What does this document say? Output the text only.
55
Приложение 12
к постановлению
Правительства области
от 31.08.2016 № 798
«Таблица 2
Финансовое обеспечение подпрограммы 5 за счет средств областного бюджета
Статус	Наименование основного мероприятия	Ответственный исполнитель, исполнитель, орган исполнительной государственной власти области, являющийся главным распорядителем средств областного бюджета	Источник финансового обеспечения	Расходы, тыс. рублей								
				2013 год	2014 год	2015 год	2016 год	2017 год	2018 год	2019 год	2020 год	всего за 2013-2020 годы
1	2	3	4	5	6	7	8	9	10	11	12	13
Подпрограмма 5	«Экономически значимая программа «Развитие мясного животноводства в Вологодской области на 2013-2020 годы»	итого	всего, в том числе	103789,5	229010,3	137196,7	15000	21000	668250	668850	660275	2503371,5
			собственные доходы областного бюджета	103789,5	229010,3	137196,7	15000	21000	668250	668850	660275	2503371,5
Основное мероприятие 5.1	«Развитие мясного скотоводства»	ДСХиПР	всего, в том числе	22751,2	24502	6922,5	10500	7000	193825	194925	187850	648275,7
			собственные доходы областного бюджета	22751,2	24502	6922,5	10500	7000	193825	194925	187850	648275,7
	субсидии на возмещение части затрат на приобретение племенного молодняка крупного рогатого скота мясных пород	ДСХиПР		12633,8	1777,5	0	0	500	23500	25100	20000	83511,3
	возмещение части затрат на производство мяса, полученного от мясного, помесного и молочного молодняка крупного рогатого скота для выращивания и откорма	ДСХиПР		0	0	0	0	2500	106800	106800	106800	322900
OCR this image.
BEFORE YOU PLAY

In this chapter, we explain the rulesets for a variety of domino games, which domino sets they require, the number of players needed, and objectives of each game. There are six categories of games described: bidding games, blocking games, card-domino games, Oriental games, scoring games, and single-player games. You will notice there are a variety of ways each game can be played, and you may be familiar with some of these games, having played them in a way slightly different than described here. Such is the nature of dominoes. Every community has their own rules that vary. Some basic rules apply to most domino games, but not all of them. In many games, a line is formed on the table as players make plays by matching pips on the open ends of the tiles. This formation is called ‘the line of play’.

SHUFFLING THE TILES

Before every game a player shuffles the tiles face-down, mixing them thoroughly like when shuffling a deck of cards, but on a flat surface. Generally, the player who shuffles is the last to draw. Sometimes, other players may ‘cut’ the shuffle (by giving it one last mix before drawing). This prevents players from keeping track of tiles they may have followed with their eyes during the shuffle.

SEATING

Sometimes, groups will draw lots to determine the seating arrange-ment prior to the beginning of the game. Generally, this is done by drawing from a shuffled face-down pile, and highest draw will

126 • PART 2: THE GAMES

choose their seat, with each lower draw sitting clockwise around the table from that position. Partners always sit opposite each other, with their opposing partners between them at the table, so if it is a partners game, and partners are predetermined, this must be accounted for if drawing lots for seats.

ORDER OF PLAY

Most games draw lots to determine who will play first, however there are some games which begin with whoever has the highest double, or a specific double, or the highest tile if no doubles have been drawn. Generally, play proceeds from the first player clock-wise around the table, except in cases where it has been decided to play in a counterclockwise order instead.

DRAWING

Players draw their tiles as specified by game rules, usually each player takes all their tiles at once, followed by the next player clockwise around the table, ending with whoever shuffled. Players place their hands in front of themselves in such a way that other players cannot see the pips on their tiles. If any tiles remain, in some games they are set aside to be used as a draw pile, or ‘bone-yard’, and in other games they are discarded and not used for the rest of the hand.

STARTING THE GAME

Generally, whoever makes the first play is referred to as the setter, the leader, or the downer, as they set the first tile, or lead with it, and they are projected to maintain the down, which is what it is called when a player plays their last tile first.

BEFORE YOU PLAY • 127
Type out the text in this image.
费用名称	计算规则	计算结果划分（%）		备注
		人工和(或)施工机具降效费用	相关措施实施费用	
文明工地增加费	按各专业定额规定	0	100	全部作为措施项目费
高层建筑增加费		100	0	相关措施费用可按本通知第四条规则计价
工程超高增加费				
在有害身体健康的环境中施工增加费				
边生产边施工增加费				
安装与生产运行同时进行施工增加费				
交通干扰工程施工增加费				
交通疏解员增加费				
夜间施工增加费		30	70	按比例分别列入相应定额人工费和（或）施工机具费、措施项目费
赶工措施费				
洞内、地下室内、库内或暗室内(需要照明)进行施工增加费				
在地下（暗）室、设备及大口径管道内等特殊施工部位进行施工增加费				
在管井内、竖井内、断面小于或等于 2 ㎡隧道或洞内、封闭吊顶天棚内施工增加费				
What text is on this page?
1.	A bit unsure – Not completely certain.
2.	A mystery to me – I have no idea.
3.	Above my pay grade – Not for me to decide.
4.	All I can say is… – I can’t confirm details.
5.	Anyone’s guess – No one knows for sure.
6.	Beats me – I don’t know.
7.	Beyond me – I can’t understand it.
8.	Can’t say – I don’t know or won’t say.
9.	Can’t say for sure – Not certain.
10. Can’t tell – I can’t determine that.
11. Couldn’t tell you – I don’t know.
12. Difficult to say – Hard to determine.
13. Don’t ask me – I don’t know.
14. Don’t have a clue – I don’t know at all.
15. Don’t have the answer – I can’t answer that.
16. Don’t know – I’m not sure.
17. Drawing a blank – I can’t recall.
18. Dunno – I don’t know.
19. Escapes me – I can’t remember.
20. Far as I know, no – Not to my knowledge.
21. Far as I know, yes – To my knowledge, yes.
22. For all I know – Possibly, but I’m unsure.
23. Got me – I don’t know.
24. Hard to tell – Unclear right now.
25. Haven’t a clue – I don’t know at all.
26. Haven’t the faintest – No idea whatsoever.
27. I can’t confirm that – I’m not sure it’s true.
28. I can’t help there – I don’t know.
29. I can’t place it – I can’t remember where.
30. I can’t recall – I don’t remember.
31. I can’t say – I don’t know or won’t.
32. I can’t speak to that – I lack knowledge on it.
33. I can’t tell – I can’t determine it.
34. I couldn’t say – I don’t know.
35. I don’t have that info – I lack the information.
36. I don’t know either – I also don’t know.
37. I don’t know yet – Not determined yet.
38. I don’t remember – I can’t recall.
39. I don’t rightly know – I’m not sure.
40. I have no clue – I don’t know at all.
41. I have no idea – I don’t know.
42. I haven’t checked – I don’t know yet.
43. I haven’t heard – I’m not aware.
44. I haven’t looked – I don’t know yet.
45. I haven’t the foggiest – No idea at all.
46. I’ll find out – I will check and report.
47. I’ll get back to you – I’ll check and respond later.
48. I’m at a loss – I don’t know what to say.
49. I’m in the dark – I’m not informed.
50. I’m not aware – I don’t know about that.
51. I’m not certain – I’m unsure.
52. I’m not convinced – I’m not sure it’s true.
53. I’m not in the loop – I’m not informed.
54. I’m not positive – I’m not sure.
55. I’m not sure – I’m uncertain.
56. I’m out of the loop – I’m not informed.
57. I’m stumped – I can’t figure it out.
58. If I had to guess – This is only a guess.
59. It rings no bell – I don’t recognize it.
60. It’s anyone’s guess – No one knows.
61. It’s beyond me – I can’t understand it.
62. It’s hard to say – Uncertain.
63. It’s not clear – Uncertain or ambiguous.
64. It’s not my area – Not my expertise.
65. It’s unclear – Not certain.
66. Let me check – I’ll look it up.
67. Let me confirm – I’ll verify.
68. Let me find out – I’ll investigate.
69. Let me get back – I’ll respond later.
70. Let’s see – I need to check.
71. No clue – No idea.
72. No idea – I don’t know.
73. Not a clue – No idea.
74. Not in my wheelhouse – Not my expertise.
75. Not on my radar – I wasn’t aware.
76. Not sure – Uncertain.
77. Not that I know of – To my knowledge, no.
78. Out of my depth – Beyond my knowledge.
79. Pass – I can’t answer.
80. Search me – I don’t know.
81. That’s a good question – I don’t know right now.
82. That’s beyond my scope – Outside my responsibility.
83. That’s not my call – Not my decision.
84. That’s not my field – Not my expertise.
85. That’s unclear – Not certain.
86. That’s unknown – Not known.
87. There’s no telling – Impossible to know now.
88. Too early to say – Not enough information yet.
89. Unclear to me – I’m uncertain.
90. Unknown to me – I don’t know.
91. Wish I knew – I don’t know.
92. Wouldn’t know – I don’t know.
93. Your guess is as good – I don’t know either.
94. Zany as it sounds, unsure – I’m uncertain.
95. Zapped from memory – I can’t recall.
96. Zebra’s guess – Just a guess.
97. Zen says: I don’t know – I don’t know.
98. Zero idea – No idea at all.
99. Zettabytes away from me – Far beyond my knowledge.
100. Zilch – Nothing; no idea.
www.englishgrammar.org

DO THIS — Which lines hold the string "Sometimes"? List them all.

FINISHED TASK —
Before every game a player shuffles the tiles face-down, mixing them thoroughly like when shuffling a deck of cards, but on a flat surface. Generally, the player who shuffles is the last to draw. Sometimes, other players may ‘cut’ the shuffle (by giving it one last mix before drawing). This prevents players from keeping track of tiles they may have followed with their eyes during the shuffle.
Sometimes, groups will draw lots to determine the seating arrange-ment prior to the beginning of the game. Generally, this is done by drawing from a shuffled face-down pile, and highest draw will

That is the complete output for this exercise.